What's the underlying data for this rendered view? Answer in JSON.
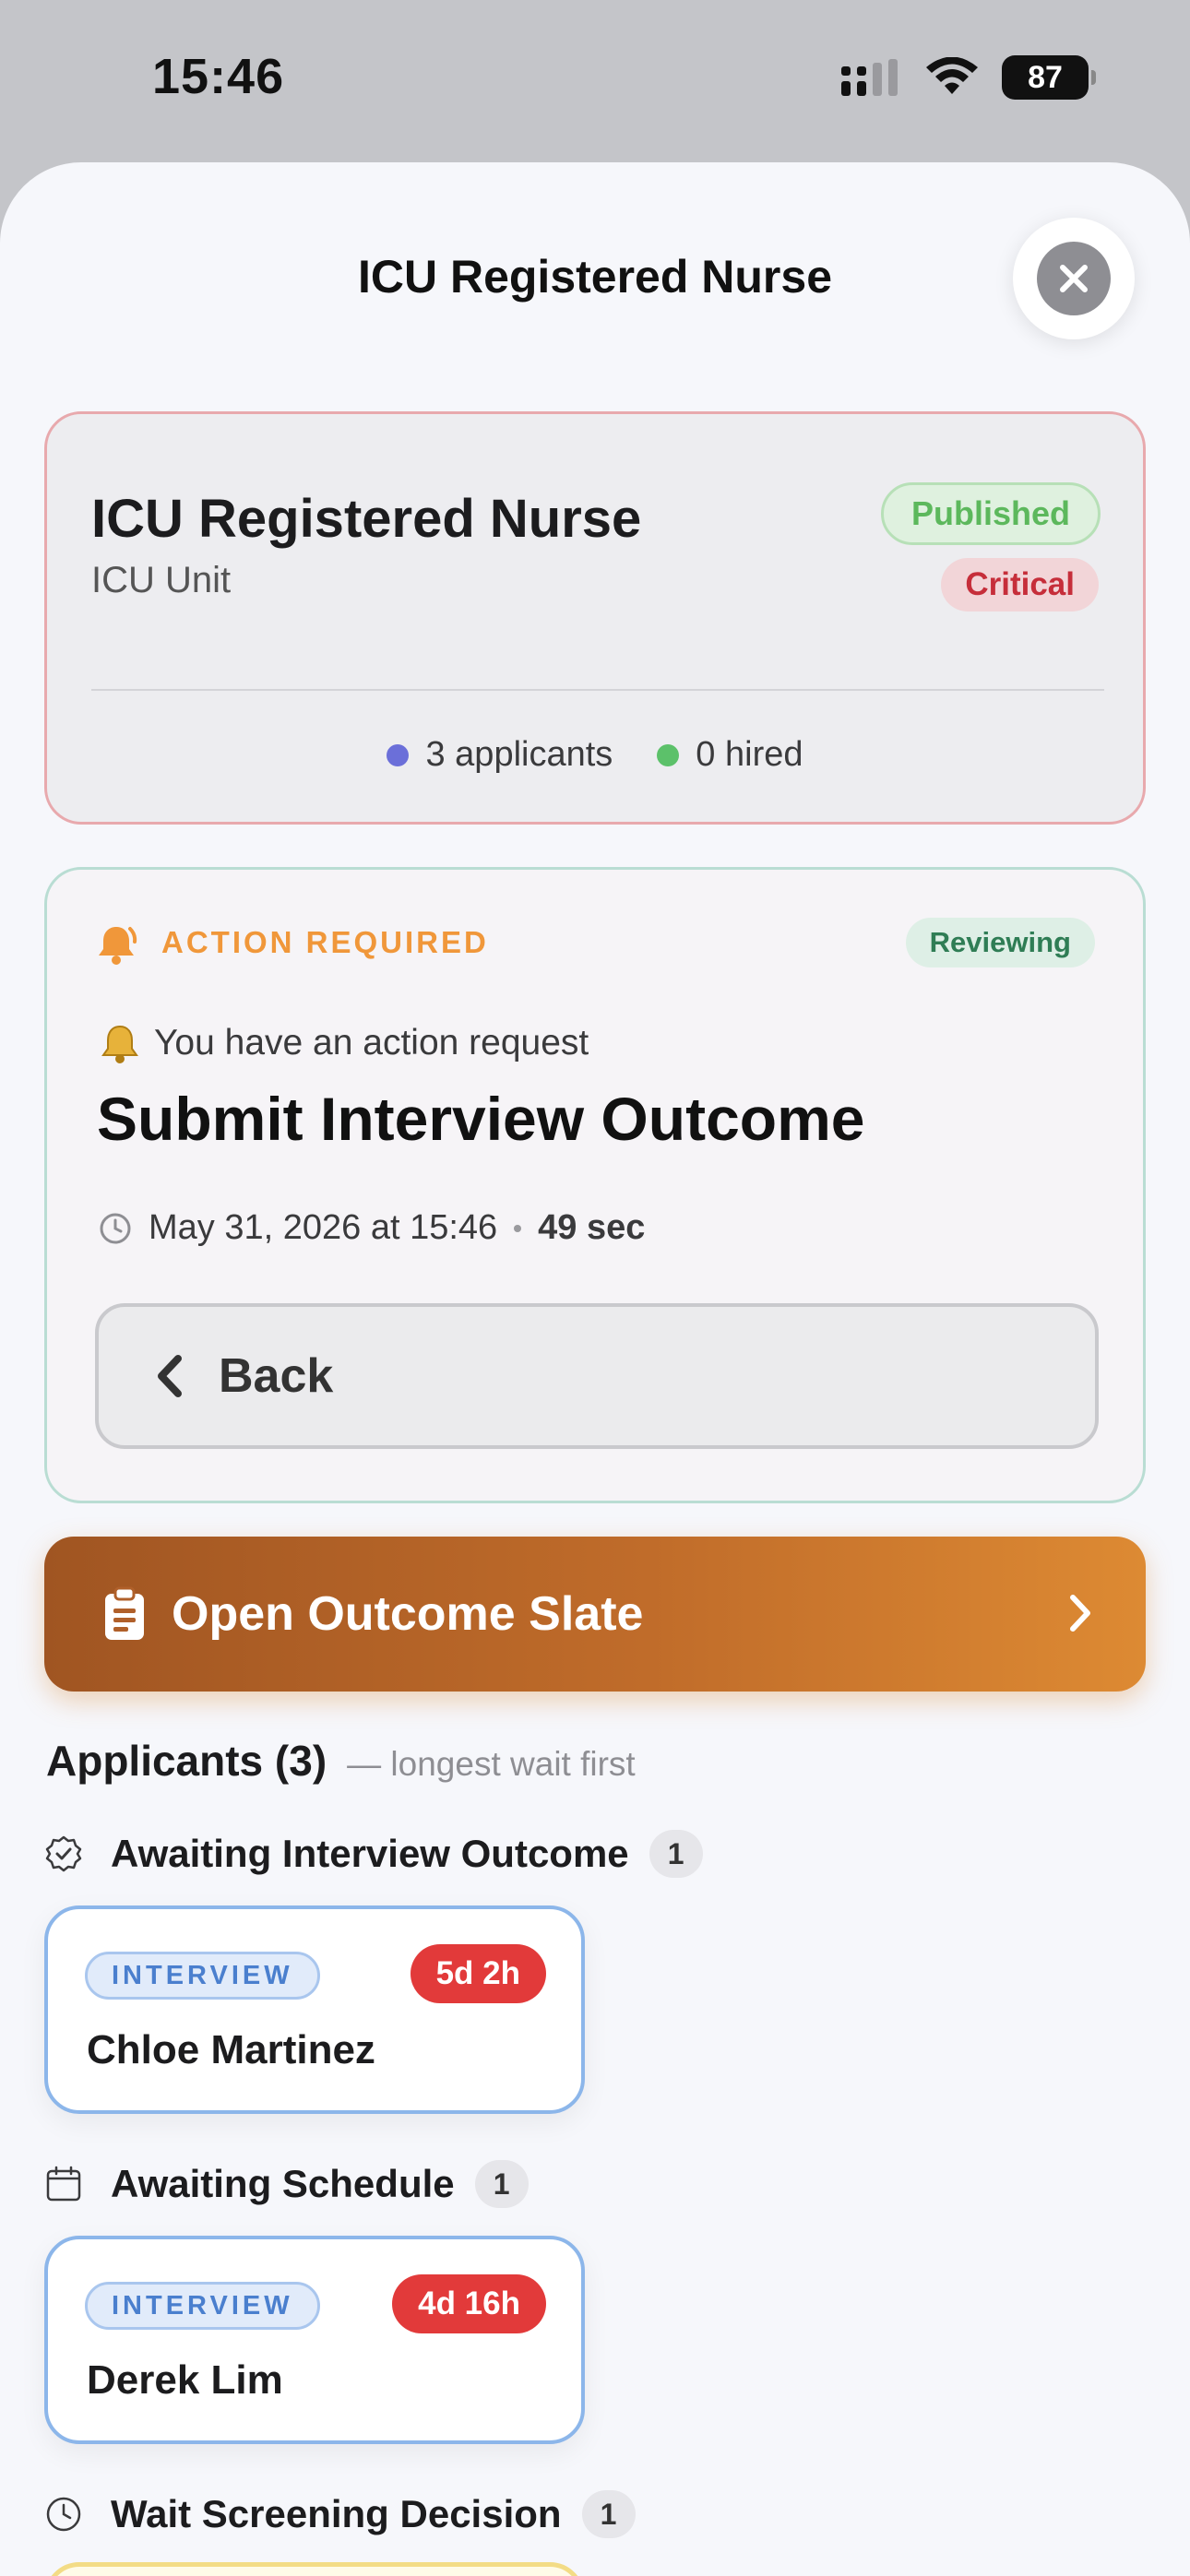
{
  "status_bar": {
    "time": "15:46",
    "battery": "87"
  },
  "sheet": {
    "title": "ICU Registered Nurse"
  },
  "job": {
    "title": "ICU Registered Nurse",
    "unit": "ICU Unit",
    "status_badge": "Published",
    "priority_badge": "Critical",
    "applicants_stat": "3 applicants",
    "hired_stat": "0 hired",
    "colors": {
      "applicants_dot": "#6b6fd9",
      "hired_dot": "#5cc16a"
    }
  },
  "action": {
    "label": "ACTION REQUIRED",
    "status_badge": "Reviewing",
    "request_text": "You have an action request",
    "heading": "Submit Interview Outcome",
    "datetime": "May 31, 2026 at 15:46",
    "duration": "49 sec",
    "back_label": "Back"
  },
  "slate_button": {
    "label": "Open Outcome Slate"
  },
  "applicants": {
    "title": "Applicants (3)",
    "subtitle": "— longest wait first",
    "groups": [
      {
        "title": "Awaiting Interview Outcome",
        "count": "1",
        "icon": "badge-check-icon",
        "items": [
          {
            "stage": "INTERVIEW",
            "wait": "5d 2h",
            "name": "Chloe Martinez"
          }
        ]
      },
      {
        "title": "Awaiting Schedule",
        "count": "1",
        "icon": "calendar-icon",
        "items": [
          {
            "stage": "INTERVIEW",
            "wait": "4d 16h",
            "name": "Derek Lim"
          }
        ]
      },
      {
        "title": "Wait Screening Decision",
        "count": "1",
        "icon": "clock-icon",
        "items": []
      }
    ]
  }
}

━━━

GOAL ->
Transcribe the whole listing, character for character, but not its images.

TASK SOLUTION ->
What's the underlying data for this rendered view? Answer in JSON.
{
  "status_bar": {
    "time": "15:46",
    "battery": "87"
  },
  "sheet": {
    "title": "ICU Registered Nurse"
  },
  "job": {
    "title": "ICU Registered Nurse",
    "unit": "ICU Unit",
    "status_badge": "Published",
    "priority_badge": "Critical",
    "applicants_stat": "3 applicants",
    "hired_stat": "0 hired",
    "colors": {
      "applicants_dot": "#6b6fd9",
      "hired_dot": "#5cc16a"
    }
  },
  "action": {
    "label": "ACTION REQUIRED",
    "status_badge": "Reviewing",
    "request_text": "You have an action request",
    "heading": "Submit Interview Outcome",
    "datetime": "May 31, 2026 at 15:46",
    "duration": "49 sec",
    "back_label": "Back"
  },
  "slate_button": {
    "label": "Open Outcome Slate"
  },
  "applicants": {
    "title": "Applicants (3)",
    "subtitle": "— longest wait first",
    "groups": [
      {
        "title": "Awaiting Interview Outcome",
        "count": "1",
        "icon": "badge-check-icon",
        "items": [
          {
            "stage": "INTERVIEW",
            "wait": "5d 2h",
            "name": "Chloe Martinez"
          }
        ]
      },
      {
        "title": "Awaiting Schedule",
        "count": "1",
        "icon": "calendar-icon",
        "items": [
          {
            "stage": "INTERVIEW",
            "wait": "4d 16h",
            "name": "Derek Lim"
          }
        ]
      },
      {
        "title": "Wait Screening Decision",
        "count": "1",
        "icon": "clock-icon",
        "items": []
      }
    ]
  }
}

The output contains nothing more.